▶ **EXERCISE 1**
From the Lustre quota thread, return the passage that starts at "Re: [lustre-discuss] Quota" and runs up to and including "the calculations anymore.", word for word.
▶ **EXERCISE 2**
Resume the Lustre quota thread, picking up right after its final sentence.

▶ **SOURCE DOCUMENT**
-- start --
Re: [lustre-discuss] Quota issue after OST removal

2022-10-26 Thread Daniel Szkola via lustre-discuss
I did show a 'lfs quota -g somegroup' in the original post and yes, each OST
is at the limit that was originally allocated, especially after migrating
the files off of the two OSTs before removal.

However, I think you may be misreading the issue here. The total quota is
27T and all the files on the remaining OSTs adds up to just over 21T because
two OSTs have been removed permanently. The permanently removed OSTs should
not be part of the calculations anymore.

When the two OSTs were removed, shouldn't the quota be split among the
remaining OSTs with each OST given a bigger share of the overall quota? Is
there a way to force this? Will restarting the MDS cause this to happen?

I just changed the soft/hard limits to 37T/40T from 27T/30T and that does
allocate more space per OST, but putting it back to 27T/30T puts the
original values back and the group is again shown as exceeding quota. Why is
setquota still using the removed OSTs? You can see in the listing where it
is still looking for ost4 and ost5.

quotactl ost4 failed.
quotactl ost5 failed.

--
Dan Szkola
FNAL

On Wed, 2022-10-26 at 21:00 +0200, Thomas Roth via lustre-discuss wrote:
> Hi Daniel,
> 
> isn't this expected: on your lustrefs-OST0001, usage  seems to have hit
> the limit (perhaps if you do 'lfs quota -g somegroup...', it will show
> you by how many bytes).
> 
> If one part of the distributed quota is exceeded, Lustre should report
> that with the * - although the total across the file system is still below
> the 
> limit.
> 
> 
> Obviously your 'somegroup' is at the quota limit on all visible OSTs, so
> my guess is that would be the same on the missing two OSTs.
> So, either have some data removed or increase the limit.
-- end --
▶ **RECORDS SUPPLIED**
-- start --
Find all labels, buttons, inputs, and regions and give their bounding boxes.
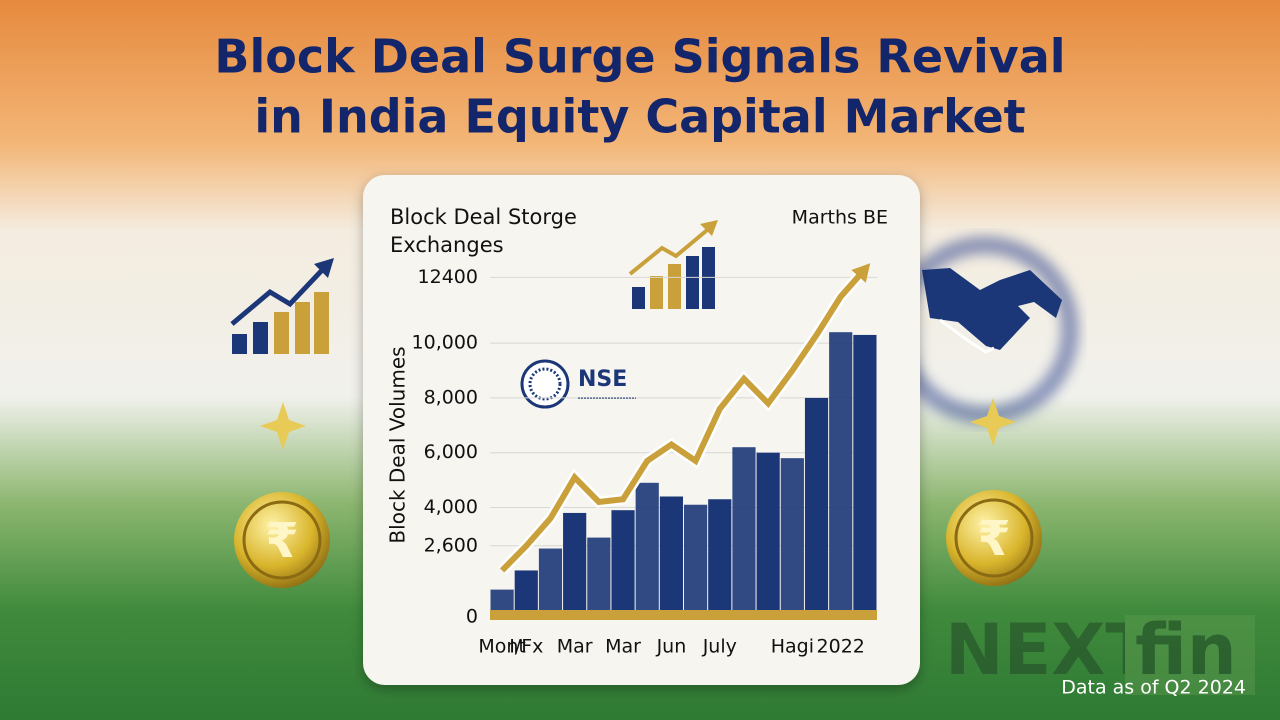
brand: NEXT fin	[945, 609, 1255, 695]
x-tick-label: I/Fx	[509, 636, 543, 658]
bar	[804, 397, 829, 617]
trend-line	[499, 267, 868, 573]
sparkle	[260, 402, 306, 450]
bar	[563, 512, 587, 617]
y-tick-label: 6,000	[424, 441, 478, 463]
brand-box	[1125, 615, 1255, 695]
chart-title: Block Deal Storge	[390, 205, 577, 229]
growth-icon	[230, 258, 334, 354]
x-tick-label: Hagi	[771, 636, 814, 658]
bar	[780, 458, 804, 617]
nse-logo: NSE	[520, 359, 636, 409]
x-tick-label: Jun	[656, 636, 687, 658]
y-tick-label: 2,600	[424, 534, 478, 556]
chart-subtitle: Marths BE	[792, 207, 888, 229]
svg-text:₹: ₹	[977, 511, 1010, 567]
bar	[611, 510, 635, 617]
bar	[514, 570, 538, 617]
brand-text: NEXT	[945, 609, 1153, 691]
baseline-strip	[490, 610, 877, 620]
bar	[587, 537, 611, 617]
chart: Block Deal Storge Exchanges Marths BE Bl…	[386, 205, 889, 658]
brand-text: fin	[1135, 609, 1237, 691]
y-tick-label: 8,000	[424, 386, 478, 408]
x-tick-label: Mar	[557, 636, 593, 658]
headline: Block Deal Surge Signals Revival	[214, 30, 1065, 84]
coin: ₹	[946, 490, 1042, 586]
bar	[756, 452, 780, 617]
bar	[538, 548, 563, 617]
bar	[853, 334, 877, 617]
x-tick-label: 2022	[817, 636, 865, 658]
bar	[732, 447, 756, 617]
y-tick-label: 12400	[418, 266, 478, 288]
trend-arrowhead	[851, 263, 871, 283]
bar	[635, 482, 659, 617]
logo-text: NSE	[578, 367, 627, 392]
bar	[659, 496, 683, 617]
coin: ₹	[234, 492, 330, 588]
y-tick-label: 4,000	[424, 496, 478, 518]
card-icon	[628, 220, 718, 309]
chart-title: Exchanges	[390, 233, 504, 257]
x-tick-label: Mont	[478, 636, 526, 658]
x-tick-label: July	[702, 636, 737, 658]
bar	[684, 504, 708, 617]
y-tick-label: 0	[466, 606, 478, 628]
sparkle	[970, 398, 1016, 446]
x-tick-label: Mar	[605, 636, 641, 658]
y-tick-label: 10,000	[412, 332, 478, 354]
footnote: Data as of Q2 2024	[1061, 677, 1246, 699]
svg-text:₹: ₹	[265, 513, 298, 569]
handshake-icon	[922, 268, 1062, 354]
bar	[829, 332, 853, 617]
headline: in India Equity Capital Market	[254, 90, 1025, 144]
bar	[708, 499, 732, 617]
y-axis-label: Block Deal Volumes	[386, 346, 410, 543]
-- end --
-- start --
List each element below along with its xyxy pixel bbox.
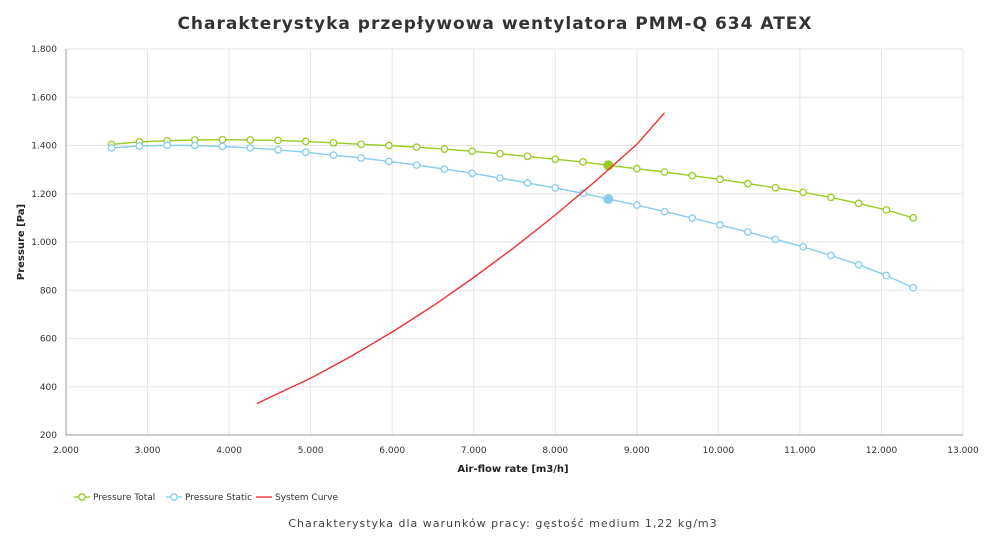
-- end --
▶ **EXERCISE RESPONSE 1**
Re: [lustre-discuss] Quota issue after OST removal

2022-10-26 Thread Daniel Szkola via lustre-discuss
I did show a 'lfs quota -g somegroup' in the original post and yes, each OST
is at the limit that was originally allocated, especially after migrating
the files off of the two OSTs before removal.

However, I think you may be misreading the issue here. The total quota is
27T and all the files on the remaining OSTs adds up to just over 21T because
two OSTs have been removed permanently. The permanently removed OSTs should
not be part of the calculations anymore.

▶ **EXERCISE RESPONSE 2**
> 
> Best regards
> Thomas
> 
> On 26.10.22 16:52, Daniel Szkola via lustre-discuss wrote:
> > Hello all,
> > 
> > We recently removed an OSS/OST node that was spontaneously shutting down
> > so
> > hardware testing could be performed. I have no idea how long it will be
> > out,
> > so I followed the procedure for permanent removal.
> > 
> > Since then space usage is being calculated correctly, but 'lfs quota'
> > will
> > show groups as exceeding quota, despite being under both soft and hard
> > limits. A verbose listing shows that all OST limits are met and I have
> > no
> > idea how to reset the limits now that the two OSTs on the removed OSS
> > node
> > are not part of the equation.
> > 
> > Due to the heavy usage of the Lustre filesystem, no clients have been
> > unmounted and no MDS or OST nodes have been restarted. The underlying
> > filesystem is ZFS.
> > 
> > Looking for ideas on how to correct this.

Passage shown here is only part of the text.